(Dataset excerpt)
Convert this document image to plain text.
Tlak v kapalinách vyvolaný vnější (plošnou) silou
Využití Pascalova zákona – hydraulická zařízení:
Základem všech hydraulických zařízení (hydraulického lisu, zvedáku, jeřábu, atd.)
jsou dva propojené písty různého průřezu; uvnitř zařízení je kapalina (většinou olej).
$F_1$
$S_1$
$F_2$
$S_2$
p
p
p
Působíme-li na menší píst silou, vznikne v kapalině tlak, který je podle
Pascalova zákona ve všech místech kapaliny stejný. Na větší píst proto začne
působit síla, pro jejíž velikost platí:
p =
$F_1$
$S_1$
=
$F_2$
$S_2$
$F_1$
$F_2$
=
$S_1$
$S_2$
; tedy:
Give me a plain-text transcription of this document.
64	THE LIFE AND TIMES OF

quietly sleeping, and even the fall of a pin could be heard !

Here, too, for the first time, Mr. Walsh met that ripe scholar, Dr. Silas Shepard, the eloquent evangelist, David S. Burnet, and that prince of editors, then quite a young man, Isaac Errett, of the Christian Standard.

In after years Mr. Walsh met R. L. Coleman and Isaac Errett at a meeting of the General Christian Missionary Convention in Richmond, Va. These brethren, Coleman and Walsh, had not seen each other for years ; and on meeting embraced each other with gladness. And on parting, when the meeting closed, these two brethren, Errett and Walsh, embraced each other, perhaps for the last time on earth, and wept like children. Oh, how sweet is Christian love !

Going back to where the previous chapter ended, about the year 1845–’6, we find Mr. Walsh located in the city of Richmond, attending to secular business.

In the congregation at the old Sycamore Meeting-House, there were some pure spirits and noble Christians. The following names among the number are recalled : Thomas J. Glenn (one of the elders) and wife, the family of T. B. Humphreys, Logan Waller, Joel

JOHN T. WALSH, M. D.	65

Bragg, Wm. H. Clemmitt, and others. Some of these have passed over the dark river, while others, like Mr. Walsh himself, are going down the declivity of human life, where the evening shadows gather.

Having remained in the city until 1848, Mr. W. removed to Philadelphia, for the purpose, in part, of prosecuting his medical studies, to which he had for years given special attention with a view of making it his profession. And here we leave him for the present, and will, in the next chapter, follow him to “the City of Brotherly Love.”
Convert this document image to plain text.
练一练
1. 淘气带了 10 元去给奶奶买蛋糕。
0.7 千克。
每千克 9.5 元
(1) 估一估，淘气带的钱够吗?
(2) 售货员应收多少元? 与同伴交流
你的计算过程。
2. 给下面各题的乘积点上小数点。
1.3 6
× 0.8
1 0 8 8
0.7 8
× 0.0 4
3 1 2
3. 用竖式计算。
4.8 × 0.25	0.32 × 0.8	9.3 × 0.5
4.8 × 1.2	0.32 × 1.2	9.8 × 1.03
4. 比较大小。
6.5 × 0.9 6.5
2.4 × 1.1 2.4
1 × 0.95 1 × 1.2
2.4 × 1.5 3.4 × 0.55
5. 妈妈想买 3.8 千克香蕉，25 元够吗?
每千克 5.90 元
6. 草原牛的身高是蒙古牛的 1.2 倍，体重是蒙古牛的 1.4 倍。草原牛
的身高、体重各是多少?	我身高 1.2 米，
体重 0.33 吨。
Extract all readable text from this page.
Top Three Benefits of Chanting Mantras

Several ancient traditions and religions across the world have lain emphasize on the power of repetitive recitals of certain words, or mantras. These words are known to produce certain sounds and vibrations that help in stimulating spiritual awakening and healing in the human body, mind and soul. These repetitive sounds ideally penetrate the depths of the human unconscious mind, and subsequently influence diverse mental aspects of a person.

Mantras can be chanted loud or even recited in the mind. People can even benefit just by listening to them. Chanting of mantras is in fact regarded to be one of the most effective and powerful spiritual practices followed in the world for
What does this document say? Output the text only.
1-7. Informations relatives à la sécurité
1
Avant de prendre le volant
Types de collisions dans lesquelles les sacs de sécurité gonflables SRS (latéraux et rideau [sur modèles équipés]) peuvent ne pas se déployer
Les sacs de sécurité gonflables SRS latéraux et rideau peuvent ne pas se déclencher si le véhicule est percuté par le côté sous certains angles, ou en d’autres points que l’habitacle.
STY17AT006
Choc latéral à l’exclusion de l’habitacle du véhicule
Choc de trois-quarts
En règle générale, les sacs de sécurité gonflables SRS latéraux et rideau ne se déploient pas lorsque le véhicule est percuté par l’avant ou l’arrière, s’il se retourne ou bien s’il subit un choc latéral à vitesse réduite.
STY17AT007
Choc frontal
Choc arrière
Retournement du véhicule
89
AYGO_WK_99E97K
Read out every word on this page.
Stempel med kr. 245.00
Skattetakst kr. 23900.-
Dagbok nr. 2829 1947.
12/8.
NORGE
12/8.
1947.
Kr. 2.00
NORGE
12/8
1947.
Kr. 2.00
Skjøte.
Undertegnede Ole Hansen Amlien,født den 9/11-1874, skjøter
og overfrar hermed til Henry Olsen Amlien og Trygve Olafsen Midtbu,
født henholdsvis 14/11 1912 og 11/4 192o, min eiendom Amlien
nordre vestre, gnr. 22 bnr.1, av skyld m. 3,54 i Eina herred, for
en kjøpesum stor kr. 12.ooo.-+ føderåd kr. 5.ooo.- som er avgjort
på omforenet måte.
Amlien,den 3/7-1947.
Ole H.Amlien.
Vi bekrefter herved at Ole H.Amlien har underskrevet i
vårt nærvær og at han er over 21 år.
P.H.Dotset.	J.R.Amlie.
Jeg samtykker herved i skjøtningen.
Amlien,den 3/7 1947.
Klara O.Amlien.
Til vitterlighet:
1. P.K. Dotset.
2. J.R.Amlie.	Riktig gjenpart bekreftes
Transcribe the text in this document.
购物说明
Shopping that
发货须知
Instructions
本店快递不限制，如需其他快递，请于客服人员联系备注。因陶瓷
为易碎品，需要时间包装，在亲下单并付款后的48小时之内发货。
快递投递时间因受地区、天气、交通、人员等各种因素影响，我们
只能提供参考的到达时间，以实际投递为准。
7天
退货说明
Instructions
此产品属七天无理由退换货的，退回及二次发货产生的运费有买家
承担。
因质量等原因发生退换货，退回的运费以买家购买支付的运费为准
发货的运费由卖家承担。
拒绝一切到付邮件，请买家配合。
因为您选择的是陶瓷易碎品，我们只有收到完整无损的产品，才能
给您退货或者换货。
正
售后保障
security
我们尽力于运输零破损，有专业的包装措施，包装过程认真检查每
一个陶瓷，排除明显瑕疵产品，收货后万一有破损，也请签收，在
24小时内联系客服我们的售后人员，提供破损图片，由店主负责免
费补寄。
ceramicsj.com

WRITTEN INSTRUCTION -> Every record above needs to be repeated word for word.

RESULT OF THE TASK ->
Convert this document image to plain text.
Tlak v kapalinách vyvolaný vnější (plošnou) silou
Využití Pascalova zákona – hydraulická zařízení:
Základem všech hydraulických zařízení (hydraulického lisu, zvedáku, jeřábu, atd.)
jsou dva propojené písty různého průřezu; uvnitř zařízení je kapalina (většinou olej).
$F_1$
$S_1$
$F_2$
$S_2$
p
p
p
Působíme-li na menší píst silou, vznikne v kapalině tlak, který je podle
Pascalova zákona ve všech místech kapaliny stejný. Na větší píst proto začne
působit síla, pro jejíž velikost platí:
p =
$F_1$
$S_1$
=
$F_2$
$S_2$
$F_1$
$F_2$
=
$S_1$
$S_2$
; tedy:
Give me a plain-text transcription of this document.
64	THE LIFE AND TIMES OF

quietly sleeping, and even the fall of a pin could be heard !

Here, too, for the first time, Mr. Walsh met that ripe scholar, Dr. Silas Shepard, the eloquent evangelist, David S. Burnet, and that prince of editors, then quite a young man, Isaac Errett, of the Christian Standard.

In after years Mr. Walsh met R. L. Coleman and Isaac Errett at a meeting of the General Christian Missionary Convention in Richmond, Va. These brethren, Coleman and Walsh, had not seen each other for years ; and on meeting embraced each other with gladness. And on parting, when the meeting closed, these two brethren, Errett and Walsh, embraced each other, perhaps for the last time on earth, and wept like children. Oh, how sweet is Christian love !

Going back to where the previous chapter ended, about the year 1845–’6, we find Mr. Walsh located in the city of Richmond, attending to secular business.

In the congregation at the old Sycamore Meeting-House, there were some pure spirits and noble Christians. The following names among the number are recalled : Thomas J. Glenn (one of the elders) and wife, the family of T. B. Humphreys, Logan Waller, Joel

JOHN T. WALSH, M. D.	65

Bragg, Wm. H. Clemmitt, and others. Some of these have passed over the dark river, while others, like Mr. Walsh himself, are going down the declivity of human life, where the evening shadows gather.

Having remained in the city until 1848, Mr. W. removed to Philadelphia, for the purpose, in part, of prosecuting his medical studies, to which he had for years given special attention with a view of making it his profession. And here we leave him for the present, and will, in the next chapter, follow him to “the City of Brotherly Love.”
Convert this document image to plain text.
练一练
1. 淘气带了 10 元去给奶奶买蛋糕。
0.7 千克。
每千克 9.5 元
(1) 估一估，淘气带的钱够吗?
(2) 售货员应收多少元? 与同伴交流
你的计算过程。
2. 给下面各题的乘积点上小数点。
1.3 6
× 0.8
1 0 8 8
0.7 8
× 0.0 4
3 1 2
3. 用竖式计算。
4.8 × 0.25	0.32 × 0.8	9.3 × 0.5
4.8 × 1.2	0.32 × 1.2	9.8 × 1.03
4. 比较大小。
6.5 × 0.9 6.5
2.4 × 1.1 2.4
1 × 0.95 1 × 1.2
2.4 × 1.5 3.4 × 0.55
5. 妈妈想买 3.8 千克香蕉，25 元够吗?
每千克 5.90 元
6. 草原牛的身高是蒙古牛的 1.2 倍，体重是蒙古牛的 1.4 倍。草原牛
的身高、体重各是多少?	我身高 1.2 米，
体重 0.33 吨。
Extract all readable text from this page.
Top Three Benefits of Chanting Mantras

Several ancient traditions and religions across the world have lain emphasize on the power of repetitive recitals of certain words, or mantras. These words are known to produce certain sounds and vibrations that help in stimulating spiritual awakening and healing in the human body, mind and soul. These repetitive sounds ideally penetrate the depths of the human unconscious mind, and subsequently influence diverse mental aspects of a person.

Mantras can be chanted loud or even recited in the mind. People can even benefit just by listening to them. Chanting of mantras is in fact regarded to be one of the most effective and powerful spiritual practices followed in the world for
What does this document say? Output the text only.
1-7. Informations relatives à la sécurité
1
Avant de prendre le volant
Types de collisions dans lesquelles les sacs de sécurité gonflables SRS (latéraux et rideau [sur modèles équipés]) peuvent ne pas se déployer
Les sacs de sécurité gonflables SRS latéraux et rideau peuvent ne pas se déclencher si le véhicule est percuté par le côté sous certains angles, ou en d’autres points que l’habitacle.
STY17AT006
Choc latéral à l’exclusion de l’habitacle du véhicule
Choc de trois-quarts
En règle générale, les sacs de sécurité gonflables SRS latéraux et rideau ne se déploient pas lorsque le véhicule est percuté par l’avant ou l’arrière, s’il se retourne ou bien s’il subit un choc latéral à vitesse réduite.
STY17AT007
Choc frontal
Choc arrière
Retournement du véhicule
89
AYGO_WK_99E97K
Read out every word on this page.
Stempel med kr. 245.00
Skattetakst kr. 23900.-
Dagbok nr. 2829 1947.
12/8.
NORGE
12/8.
1947.
Kr. 2.00
NORGE
12/8
1947.
Kr. 2.00
Skjøte.
Undertegnede Ole Hansen Amlien,født den 9/11-1874, skjøter
og overfrar hermed til Henry Olsen Amlien og Trygve Olafsen Midtbu,
født henholdsvis 14/11 1912 og 11/4 192o, min eiendom Amlien
nordre vestre, gnr. 22 bnr.1, av skyld m. 3,54 i Eina herred, for
en kjøpesum stor kr. 12.ooo.-+ føderåd kr. 5.ooo.- som er avgjort
på omforenet måte.
Amlien,den 3/7-1947.
Ole H.Amlien.
Vi bekrefter herved at Ole H.Amlien har underskrevet i
vårt nærvær og at han er over 21 år.
P.H.Dotset.	J.R.Amlie.
Jeg samtykker herved i skjøtningen.
Amlien,den 3/7 1947.
Klara O.Amlien.
Til vitterlighet:
1. P.K. Dotset.
2. J.R.Amlie.	Riktig gjenpart bekreftes
Transcribe the text in this document.
购物说明
Shopping that
发货须知
Instructions
本店快递不限制，如需其他快递，请于客服人员联系备注。因陶瓷
为易碎品，需要时间包装，在亲下单并付款后的48小时之内发货。
快递投递时间因受地区、天气、交通、人员等各种因素影响，我们
只能提供参考的到达时间，以实际投递为准。
7天
退货说明
Instructions
此产品属七天无理由退换货的，退回及二次发货产生的运费有买家
承担。
因质量等原因发生退换货，退回的运费以买家购买支付的运费为准
发货的运费由卖家承担。
拒绝一切到付邮件，请买家配合。
因为您选择的是陶瓷易碎品，我们只有收到完整无损的产品，才能
给您退货或者换货。
正
售后保障
security
我们尽力于运输零破损，有专业的包装措施，包装过程认真检查每
一个陶瓷，排除明显瑕疵产品，收货后万一有破损，也请签收，在
24小时内联系客服我们的售后人员，提供破损图片，由店主负责免
费补寄。
ceramicsj.com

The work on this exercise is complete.